**ACTIVITY**
The result should be every line that contains the word "huvudmenyn", taken from the material.
%%
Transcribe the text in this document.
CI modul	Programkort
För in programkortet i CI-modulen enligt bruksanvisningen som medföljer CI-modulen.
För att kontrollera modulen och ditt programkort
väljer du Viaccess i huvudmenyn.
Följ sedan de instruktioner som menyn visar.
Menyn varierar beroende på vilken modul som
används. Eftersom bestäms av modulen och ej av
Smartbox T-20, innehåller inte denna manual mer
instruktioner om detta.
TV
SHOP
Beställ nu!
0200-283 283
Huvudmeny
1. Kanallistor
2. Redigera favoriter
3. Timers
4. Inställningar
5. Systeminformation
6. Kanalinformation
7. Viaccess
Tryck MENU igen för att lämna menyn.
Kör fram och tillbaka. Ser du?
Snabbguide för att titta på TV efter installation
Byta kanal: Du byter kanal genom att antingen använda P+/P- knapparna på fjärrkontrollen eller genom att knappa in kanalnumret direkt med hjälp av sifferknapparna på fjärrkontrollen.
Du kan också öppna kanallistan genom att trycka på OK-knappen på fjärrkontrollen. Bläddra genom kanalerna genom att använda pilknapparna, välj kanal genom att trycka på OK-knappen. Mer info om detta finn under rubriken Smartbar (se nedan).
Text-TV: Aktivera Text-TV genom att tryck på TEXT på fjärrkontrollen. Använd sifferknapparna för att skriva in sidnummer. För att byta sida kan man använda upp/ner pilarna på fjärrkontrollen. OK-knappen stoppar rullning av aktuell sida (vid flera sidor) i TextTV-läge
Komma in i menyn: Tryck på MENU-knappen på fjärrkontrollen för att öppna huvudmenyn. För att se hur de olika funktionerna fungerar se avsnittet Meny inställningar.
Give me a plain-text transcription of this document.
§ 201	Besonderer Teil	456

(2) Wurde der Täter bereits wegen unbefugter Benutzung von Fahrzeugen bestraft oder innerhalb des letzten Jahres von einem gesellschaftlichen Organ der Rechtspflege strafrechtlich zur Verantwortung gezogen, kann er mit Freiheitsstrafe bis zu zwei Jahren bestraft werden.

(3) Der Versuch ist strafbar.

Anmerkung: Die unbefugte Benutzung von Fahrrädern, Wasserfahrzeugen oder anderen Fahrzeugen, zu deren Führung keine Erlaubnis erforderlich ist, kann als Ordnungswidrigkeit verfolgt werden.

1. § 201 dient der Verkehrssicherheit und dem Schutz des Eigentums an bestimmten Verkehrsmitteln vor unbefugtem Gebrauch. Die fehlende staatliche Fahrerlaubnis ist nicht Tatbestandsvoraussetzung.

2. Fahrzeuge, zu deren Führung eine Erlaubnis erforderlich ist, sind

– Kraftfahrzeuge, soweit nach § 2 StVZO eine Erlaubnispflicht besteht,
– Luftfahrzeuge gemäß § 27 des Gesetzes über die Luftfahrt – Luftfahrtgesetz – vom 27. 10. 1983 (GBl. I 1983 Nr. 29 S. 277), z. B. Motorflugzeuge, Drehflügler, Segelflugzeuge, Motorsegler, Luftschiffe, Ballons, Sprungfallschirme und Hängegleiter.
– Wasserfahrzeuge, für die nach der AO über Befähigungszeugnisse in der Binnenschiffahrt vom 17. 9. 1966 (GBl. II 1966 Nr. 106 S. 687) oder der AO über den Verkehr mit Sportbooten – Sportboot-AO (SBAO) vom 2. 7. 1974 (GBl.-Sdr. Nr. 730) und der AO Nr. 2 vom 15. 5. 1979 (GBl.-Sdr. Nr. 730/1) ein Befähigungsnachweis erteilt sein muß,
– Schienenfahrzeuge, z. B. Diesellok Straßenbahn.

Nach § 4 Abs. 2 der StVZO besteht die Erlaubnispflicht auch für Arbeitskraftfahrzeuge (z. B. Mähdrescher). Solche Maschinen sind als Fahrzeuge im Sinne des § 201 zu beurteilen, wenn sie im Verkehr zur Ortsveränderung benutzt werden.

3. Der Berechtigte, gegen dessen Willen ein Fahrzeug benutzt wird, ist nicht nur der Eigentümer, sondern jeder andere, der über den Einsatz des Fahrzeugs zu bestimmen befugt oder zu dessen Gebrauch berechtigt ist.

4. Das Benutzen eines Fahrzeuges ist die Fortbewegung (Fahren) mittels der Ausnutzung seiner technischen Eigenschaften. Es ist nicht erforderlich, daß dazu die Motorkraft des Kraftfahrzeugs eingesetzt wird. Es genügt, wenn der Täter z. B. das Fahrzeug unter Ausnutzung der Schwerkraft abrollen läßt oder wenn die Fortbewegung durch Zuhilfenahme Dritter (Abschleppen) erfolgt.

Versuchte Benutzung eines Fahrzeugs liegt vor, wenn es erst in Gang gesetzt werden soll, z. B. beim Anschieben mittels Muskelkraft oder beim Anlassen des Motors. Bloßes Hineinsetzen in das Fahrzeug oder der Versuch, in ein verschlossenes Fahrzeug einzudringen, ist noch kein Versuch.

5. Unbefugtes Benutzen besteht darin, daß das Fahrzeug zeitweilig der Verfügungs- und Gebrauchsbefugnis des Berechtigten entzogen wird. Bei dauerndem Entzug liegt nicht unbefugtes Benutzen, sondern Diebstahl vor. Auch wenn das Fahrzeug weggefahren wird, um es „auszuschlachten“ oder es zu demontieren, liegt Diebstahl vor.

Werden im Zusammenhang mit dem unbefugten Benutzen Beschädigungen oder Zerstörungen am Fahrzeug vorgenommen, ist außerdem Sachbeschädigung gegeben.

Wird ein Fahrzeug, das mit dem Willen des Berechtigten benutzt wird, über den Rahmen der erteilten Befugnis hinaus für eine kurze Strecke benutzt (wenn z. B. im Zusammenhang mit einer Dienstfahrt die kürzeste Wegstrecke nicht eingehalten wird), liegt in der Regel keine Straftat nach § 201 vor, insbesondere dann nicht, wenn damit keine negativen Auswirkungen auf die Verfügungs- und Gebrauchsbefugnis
%%
**PROBLEM SOLUTION**
väljer du Viaccess i huvudmenyn.
Komma in i menyn: Tryck på MENU-knappen på fjärrkontrollen för att öppna huvudmenyn. För att se hur de olika funktionerna fungerar se avsnittet Meny inställningar.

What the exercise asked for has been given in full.